[Stored entries]
────────────────────

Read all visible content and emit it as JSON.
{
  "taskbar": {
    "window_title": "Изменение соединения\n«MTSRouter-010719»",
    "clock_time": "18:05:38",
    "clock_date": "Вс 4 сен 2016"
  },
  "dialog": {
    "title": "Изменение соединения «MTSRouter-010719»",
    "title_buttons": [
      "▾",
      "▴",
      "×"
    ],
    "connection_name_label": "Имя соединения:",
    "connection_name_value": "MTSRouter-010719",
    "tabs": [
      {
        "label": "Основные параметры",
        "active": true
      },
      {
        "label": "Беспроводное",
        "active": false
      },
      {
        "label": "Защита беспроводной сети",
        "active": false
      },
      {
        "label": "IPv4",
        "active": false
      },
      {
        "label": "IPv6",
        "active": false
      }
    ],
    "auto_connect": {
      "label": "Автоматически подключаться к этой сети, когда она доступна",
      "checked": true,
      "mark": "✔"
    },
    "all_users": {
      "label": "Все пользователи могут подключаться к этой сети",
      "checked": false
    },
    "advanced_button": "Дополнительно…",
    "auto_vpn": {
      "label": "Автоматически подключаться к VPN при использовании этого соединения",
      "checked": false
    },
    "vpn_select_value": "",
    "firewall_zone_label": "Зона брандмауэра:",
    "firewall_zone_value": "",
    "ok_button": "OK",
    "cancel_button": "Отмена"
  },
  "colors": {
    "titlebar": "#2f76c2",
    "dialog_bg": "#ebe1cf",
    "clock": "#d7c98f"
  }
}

────────────────────

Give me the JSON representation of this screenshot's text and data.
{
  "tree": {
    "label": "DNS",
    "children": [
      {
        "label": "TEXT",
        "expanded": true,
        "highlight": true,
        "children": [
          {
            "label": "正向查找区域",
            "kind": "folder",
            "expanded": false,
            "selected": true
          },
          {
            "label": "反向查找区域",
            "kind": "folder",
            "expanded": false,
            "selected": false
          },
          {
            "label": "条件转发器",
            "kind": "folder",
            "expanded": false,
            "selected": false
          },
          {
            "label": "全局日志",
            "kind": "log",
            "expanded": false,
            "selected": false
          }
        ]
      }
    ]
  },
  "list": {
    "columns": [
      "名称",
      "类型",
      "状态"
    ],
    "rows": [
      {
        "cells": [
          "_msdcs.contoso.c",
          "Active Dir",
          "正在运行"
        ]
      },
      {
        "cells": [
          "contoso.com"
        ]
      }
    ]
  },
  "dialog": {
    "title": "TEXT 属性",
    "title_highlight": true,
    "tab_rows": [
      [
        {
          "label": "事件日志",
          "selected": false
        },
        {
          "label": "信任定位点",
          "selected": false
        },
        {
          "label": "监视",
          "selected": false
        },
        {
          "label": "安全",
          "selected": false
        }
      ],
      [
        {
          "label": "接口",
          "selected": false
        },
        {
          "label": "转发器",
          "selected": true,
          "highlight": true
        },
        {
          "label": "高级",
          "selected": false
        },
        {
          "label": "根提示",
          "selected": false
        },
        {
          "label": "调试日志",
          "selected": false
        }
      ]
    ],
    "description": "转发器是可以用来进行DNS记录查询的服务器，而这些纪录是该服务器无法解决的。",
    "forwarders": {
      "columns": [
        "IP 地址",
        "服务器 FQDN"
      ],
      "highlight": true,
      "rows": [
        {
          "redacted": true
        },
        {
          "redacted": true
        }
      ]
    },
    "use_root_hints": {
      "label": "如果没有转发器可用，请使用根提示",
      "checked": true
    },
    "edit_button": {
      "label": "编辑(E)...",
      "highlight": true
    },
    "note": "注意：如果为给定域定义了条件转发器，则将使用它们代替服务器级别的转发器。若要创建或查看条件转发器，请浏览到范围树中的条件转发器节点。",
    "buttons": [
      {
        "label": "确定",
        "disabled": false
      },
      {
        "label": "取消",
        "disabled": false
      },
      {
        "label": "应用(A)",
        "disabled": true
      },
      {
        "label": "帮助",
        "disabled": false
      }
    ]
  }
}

────────────────────

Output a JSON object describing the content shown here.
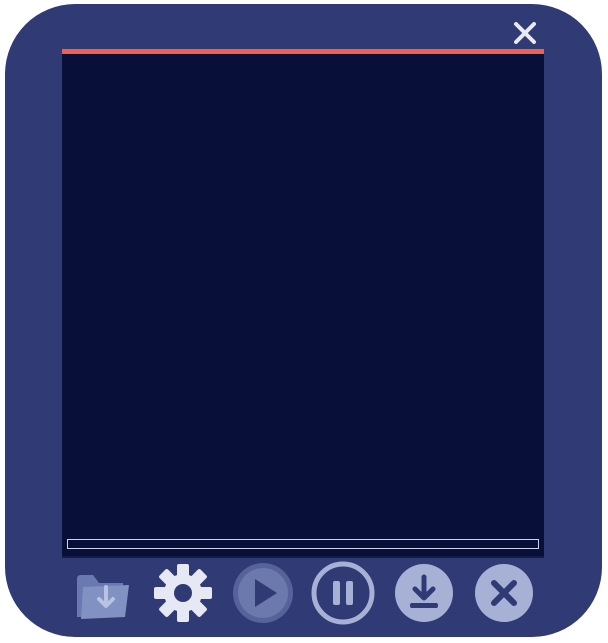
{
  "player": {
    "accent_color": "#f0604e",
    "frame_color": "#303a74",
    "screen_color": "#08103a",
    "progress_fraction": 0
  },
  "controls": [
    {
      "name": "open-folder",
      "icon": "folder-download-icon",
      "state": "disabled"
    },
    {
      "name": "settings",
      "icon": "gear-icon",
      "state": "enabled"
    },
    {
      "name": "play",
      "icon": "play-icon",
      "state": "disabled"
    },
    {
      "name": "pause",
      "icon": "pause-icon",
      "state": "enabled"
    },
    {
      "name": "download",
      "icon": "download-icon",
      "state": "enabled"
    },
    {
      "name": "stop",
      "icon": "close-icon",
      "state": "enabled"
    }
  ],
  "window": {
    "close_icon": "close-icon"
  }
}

────────────────────

> **WORK TO DO**
How many lines in the records above hold the word "download"? Give only the number.

> **OUTPUT OF THE EXERCISE**
3